Collected data entries:
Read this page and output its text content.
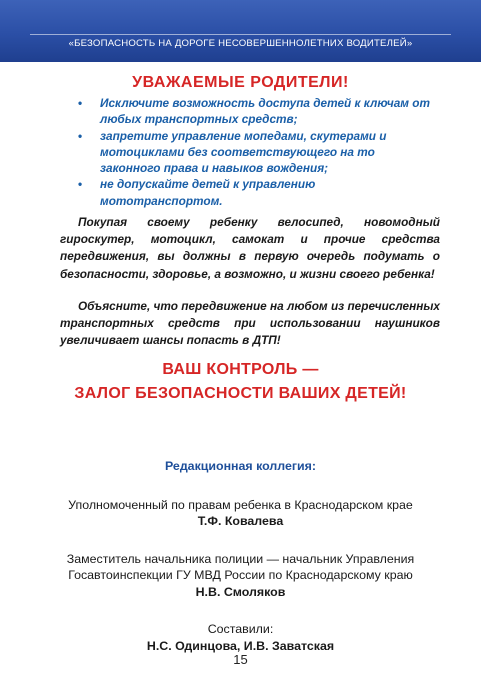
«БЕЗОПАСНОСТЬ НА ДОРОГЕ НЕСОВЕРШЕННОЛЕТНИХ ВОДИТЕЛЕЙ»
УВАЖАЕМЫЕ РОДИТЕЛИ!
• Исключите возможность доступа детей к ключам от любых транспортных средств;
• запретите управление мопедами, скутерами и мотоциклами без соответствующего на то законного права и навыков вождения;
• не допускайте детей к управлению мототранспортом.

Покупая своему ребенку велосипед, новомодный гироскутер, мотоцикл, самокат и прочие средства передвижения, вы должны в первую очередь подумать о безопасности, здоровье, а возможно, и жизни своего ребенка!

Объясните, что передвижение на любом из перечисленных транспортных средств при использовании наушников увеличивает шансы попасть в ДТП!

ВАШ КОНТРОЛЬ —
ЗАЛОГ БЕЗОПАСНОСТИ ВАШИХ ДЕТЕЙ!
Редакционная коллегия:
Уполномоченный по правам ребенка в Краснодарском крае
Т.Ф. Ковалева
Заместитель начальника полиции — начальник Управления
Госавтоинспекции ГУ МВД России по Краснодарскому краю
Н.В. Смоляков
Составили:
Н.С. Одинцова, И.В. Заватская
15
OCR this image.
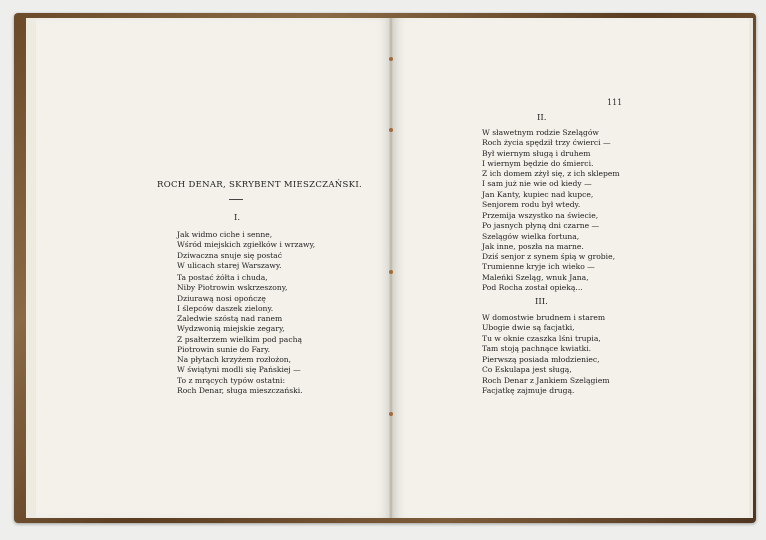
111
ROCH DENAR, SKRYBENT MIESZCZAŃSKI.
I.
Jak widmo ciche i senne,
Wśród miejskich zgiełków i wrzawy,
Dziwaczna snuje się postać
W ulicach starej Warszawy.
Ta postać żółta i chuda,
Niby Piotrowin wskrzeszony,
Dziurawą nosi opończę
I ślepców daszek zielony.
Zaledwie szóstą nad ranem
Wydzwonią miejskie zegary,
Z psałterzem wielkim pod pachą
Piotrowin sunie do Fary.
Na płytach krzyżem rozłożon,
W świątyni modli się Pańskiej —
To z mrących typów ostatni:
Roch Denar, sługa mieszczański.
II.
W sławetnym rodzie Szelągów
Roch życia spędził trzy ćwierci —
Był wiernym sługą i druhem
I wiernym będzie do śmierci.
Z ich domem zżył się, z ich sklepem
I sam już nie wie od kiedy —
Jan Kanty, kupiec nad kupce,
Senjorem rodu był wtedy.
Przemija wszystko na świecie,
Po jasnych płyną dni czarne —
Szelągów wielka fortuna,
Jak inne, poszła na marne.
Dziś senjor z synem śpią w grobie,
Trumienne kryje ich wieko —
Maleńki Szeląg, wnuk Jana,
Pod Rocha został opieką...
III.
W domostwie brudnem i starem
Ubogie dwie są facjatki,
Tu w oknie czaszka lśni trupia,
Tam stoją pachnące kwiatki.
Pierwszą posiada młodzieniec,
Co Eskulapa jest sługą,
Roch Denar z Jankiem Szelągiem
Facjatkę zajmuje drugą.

Written request
Write out the material above again, word for word, minus its pictures.

Correct output
Read this page and output its text content.
«БЕЗОПАСНОСТЬ НА ДОРОГЕ НЕСОВЕРШЕННОЛЕТНИХ ВОДИТЕЛЕЙ»
УВАЖАЕМЫЕ РОДИТЕЛИ!
• Исключите возможность доступа детей к ключам от любых транспортных средств;
• запретите управление мопедами, скутерами и мотоциклами без соответствующего на то законного права и навыков вождения;
• не допускайте детей к управлению мототранспортом.

Покупая своему ребенку велосипед, новомодный гироскутер, мотоцикл, самокат и прочие средства передвижения, вы должны в первую очередь подумать о безопасности, здоровье, а возможно, и жизни своего ребенка!

Объясните, что передвижение на любом из перечисленных транспортных средств при использовании наушников увеличивает шансы попасть в ДТП!

ВАШ КОНТРОЛЬ —
ЗАЛОГ БЕЗОПАСНОСТИ ВАШИХ ДЕТЕЙ!
Редакционная коллегия:
Уполномоченный по правам ребенка в Краснодарском крае
Т.Ф. Ковалева
Заместитель начальника полиции — начальник Управления
Госавтоинспекции ГУ МВД России по Краснодарскому краю
Н.В. Смоляков
Составили:
Н.С. Одинцова, И.В. Заватская
15
OCR this image.
111
ROCH DENAR, SKRYBENT MIESZCZAŃSKI.
I.
Jak widmo ciche i senne,
Wśród miejskich zgiełków i wrzawy,
Dziwaczna snuje się postać
W ulicach starej Warszawy.
Ta postać żółta i chuda,
Niby Piotrowin wskrzeszony,
Dziurawą nosi opończę
I ślepców daszek zielony.
Zaledwie szóstą nad ranem
Wydzwonią miejskie zegary,
Z psałterzem wielkim pod pachą
Piotrowin sunie do Fary.
Na płytach krzyżem rozłożon,
W świątyni modli się Pańskiej —
To z mrących typów ostatni:
Roch Denar, sługa mieszczański.
II.
W sławetnym rodzie Szelągów
Roch życia spędził trzy ćwierci —
Był wiernym sługą i druhem
I wiernym będzie do śmierci.
Z ich domem zżył się, z ich sklepem
I sam już nie wie od kiedy —
Jan Kanty, kupiec nad kupce,
Senjorem rodu był wtedy.
Przemija wszystko na świecie,
Po jasnych płyną dni czarne —
Szelągów wielka fortuna,
Jak inne, poszła na marne.
Dziś senjor z synem śpią w grobie,
Trumienne kryje ich wieko —
Maleńki Szeląg, wnuk Jana,
Pod Rocha został opieką...
III.
W domostwie brudnem i starem
Ubogie dwie są facjatki,
Tu w oknie czaszka lśni trupia,
Tam stoją pachnące kwiatki.
Pierwszą posiada młodzieniec,
Co Eskulapa jest sługą,
Roch Denar z Jankiem Szelągiem
Facjatkę zajmuje drugą.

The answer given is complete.